GIVEN INSTRUCTION: Omit the pictures and output every entry below exactly as written.

(Dataset items)
▽

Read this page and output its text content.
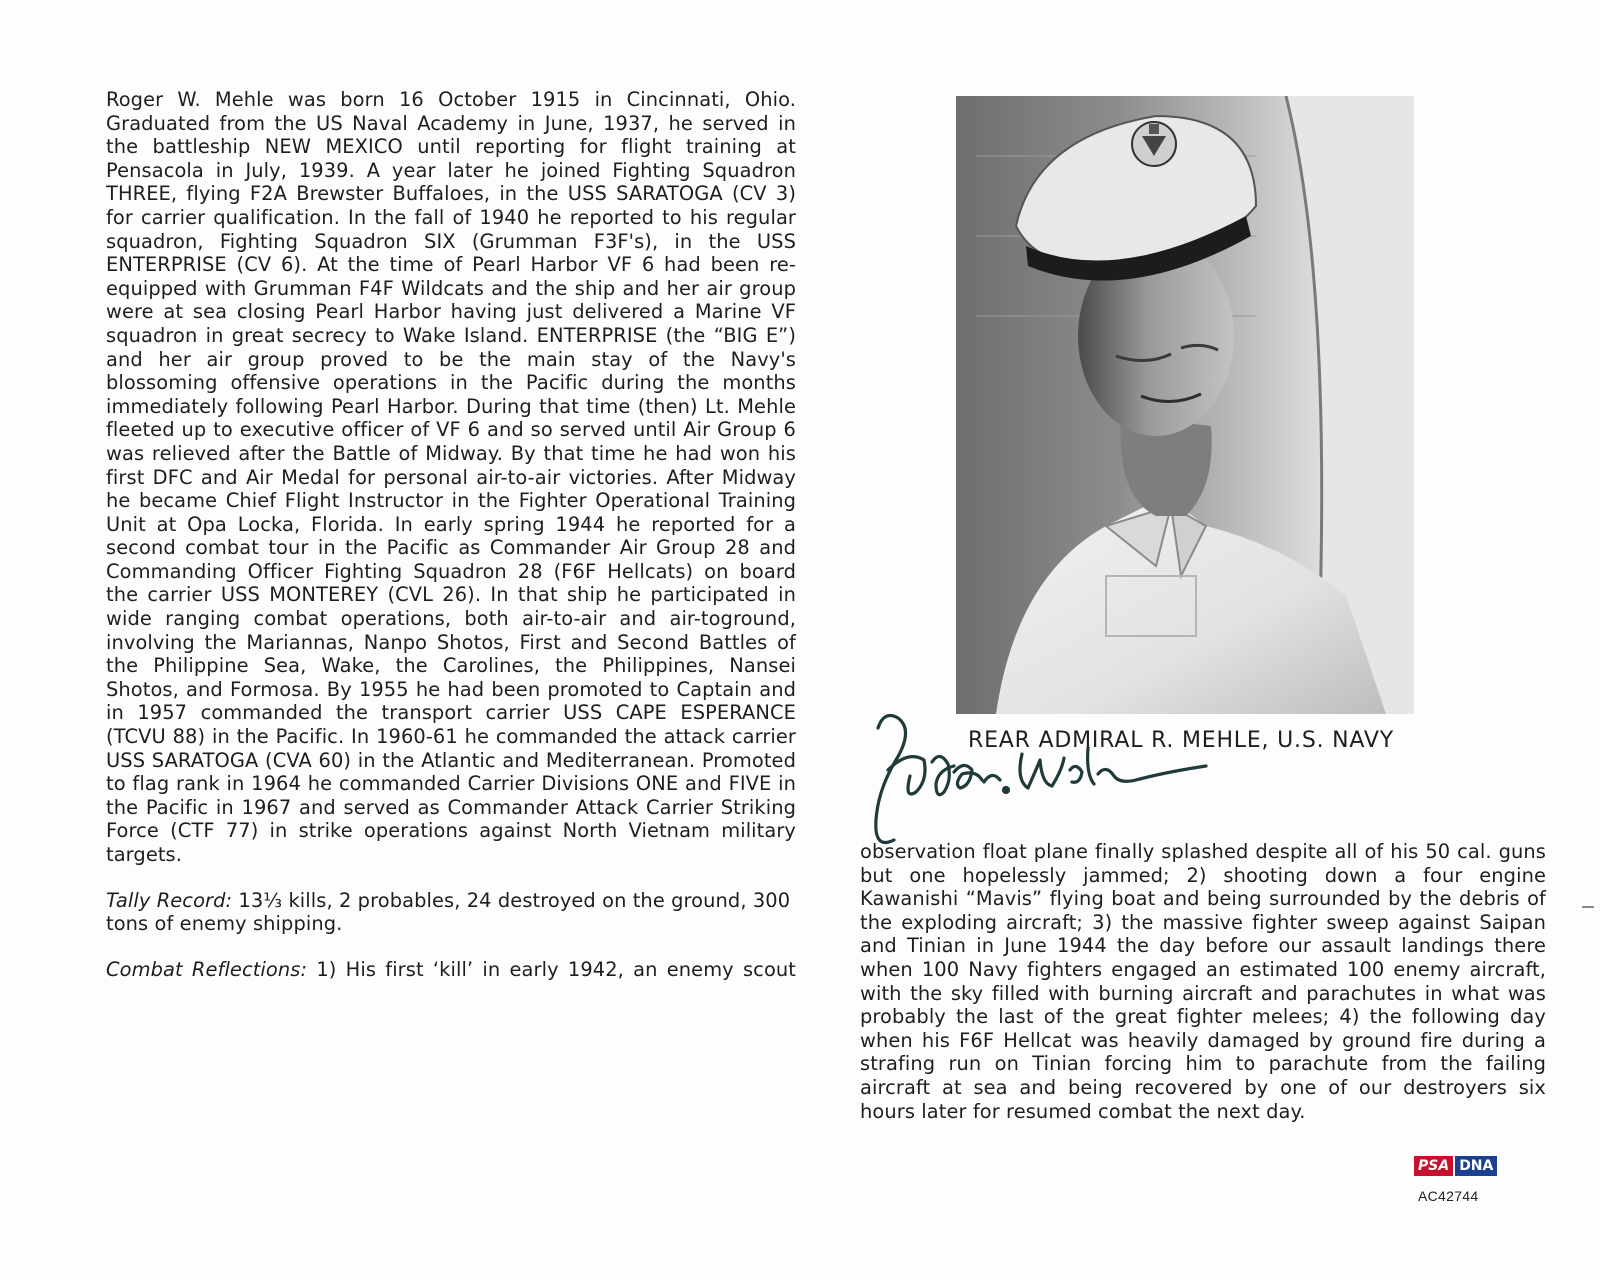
Roger W. Mehle was born 16 October 1915 in Cincinnati, Ohio. Graduated from the US Naval Academy in June, 1937, he served in the battleship NEW MEXICO until reporting for flight training at Pensacola in July, 1939. A year later he joined Fighting Squadron THREE, flying F2A Brewster Buffaloes, in the USS SARATOGA (CV 3) for carrier qualification. In the fall of 1940 he reported to his regular squadron, Fighting Squadron SIX (Grumman F3F's), in the USS ENTERPRISE (CV 6). At the time of Pearl Harbor VF 6 had been re-equipped with Grumman F4F Wildcats and the ship and her air group were at sea closing Pearl Harbor having just delivered a Marine VF squadron in great secrecy to Wake Island. ENTERPRISE (the “BIG E”) and her air group proved to be the main stay of the Navy's blossoming offensive operations in the Pacific during the months immediately following Pearl Harbor. During that time (then) Lt. Mehle fleeted up to executive officer of VF 6 and so served until Air Group 6 was relieved after the Battle of Midway. By that time he had won his first DFC and Air Medal for personal air-to-air victories. After Midway he became Chief Flight Instructor in the Fighter Operational Training Unit at Opa Locka, Florida. In early spring 1944 he reported for a second combat tour in the Pacific as Commander Air Group 28 and Commanding Officer Fighting Squadron 28 (F6F Hellcats) on board the carrier USS MONTEREY (CVL 26). In that ship he participated in wide ranging combat operations, both air-to-air and air-toground, involving the Mariannas, Nanpo Shotos, First and Second Battles of the Philippine Sea, Wake, the Carolines, the Philippines, Nansei Shotos, and Formosa. By 1955 he had been promoted to Captain and in 1957 commanded the transport carrier USS CAPE ESPERANCE (TCVU 88) in the Pacific. In 1960-61 he commanded the attack carrier USS SARATOGA (CVA 60) in the Atlantic and Mediterranean. Promoted to flag rank in 1964 he commanded Carrier Divisions ONE and FIVE in the Pacific in 1967 and served as Commander Attack Carrier Striking Force (CTF 77) in strike operations against North Vietnam military targets.

Tally Record: 13⅓ kills, 2 probables, 24 destroyed on the ground, 300 tons of enemy shipping.

Combat Reflections: 1) His first ‘kill’ in early 1942, an enemy scout

REAR ADMIRAL R. MEHLE, U.S. NAVY

observation float plane finally splashed despite all of his 50 cal. guns but one hopelessly jammed; 2) shooting down a four engine Kawanishi “Mavis” flying boat and being surrounded by the debris of the exploding aircraft; 3) the massive fighter sweep against Saipan and Tinian in June 1944 the day before our assault landings there when 100 Navy fighters engaged an estimated 100 enemy aircraft, with the sky filled with burning aircraft and parachutes in what was probably the last of the great fighter melees; 4) the following day when his F6F Hellcat was heavily damaged by ground fire during a strafing run on Tinian forcing him to parachute from the failing aircraft at sea and being recovered by one of our destroyers six hours later for resumed combat the next day.

PSA DNA
AC42744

△

CORRECT RESPONSE:
Read this page and output its text content.
Roger W. Mehle was born 16 October 1915 in Cincinnati, Ohio. Graduated from the US Naval Academy in June, 1937, he served in the battleship NEW MEXICO until reporting for flight training at Pensacola in July, 1939. A year later he joined Fighting Squadron THREE, flying F2A Brewster Buffaloes, in the USS SARATOGA (CV 3) for carrier qualification. In the fall of 1940 he reported to his regular squadron, Fighting Squadron SIX (Grumman F3F's), in the USS ENTERPRISE (CV 6). At the time of Pearl Harbor VF 6 had been re-equipped with Grumman F4F Wildcats and the ship and her air group were at sea closing Pearl Harbor having just delivered a Marine VF squadron in great secrecy to Wake Island. ENTERPRISE (the “BIG E”) and her air group proved to be the main stay of the Navy's blossoming offensive operations in the Pacific during the months immediately following Pearl Harbor. During that time (then) Lt. Mehle fleeted up to executive officer of VF 6 and so served until Air Group 6 was relieved after the Battle of Midway. By that time he had won his first DFC and Air Medal for personal air-to-air victories. After Midway he became Chief Flight Instructor in the Fighter Operational Training Unit at Opa Locka, Florida. In early spring 1944 he reported for a second combat tour in the Pacific as Commander Air Group 28 and Commanding Officer Fighting Squadron 28 (F6F Hellcats) on board the carrier USS MONTEREY (CVL 26). In that ship he participated in wide ranging combat operations, both air-to-air and air-toground, involving the Mariannas, Nanpo Shotos, First and Second Battles of the Philippine Sea, Wake, the Carolines, the Philippines, Nansei Shotos, and Formosa. By 1955 he had been promoted to Captain and in 1957 commanded the transport carrier USS CAPE ESPERANCE (TCVU 88) in the Pacific. In 1960-61 he commanded the attack carrier USS SARATOGA (CVA 60) in the Atlantic and Mediterranean. Promoted to flag rank in 1964 he commanded Carrier Divisions ONE and FIVE in the Pacific in 1967 and served as Commander Attack Carrier Striking Force (CTF 77) in strike operations against North Vietnam military targets.

Tally Record: 13⅓ kills, 2 probables, 24 destroyed on the ground, 300 tons of enemy shipping.

Combat Reflections: 1) His first ‘kill’ in early 1942, an enemy scout

REAR ADMIRAL R. MEHLE, U.S. NAVY

observation float plane finally splashed despite all of his 50 cal. guns but one hopelessly jammed; 2) shooting down a four engine Kawanishi “Mavis” flying boat and being surrounded by the debris of the exploding aircraft; 3) the massive fighter sweep against Saipan and Tinian in June 1944 the day before our assault landings there when 100 Navy fighters engaged an estimated 100 enemy aircraft, with the sky filled with burning aircraft and parachutes in what was probably the last of the great fighter melees; 4) the following day when his F6F Hellcat was heavily damaged by ground fire during a strafing run on Tinian forcing him to parachute from the failing aircraft at sea and being recovered by one of our destroyers six hours later for resumed combat the next day.

PSA DNA
AC42744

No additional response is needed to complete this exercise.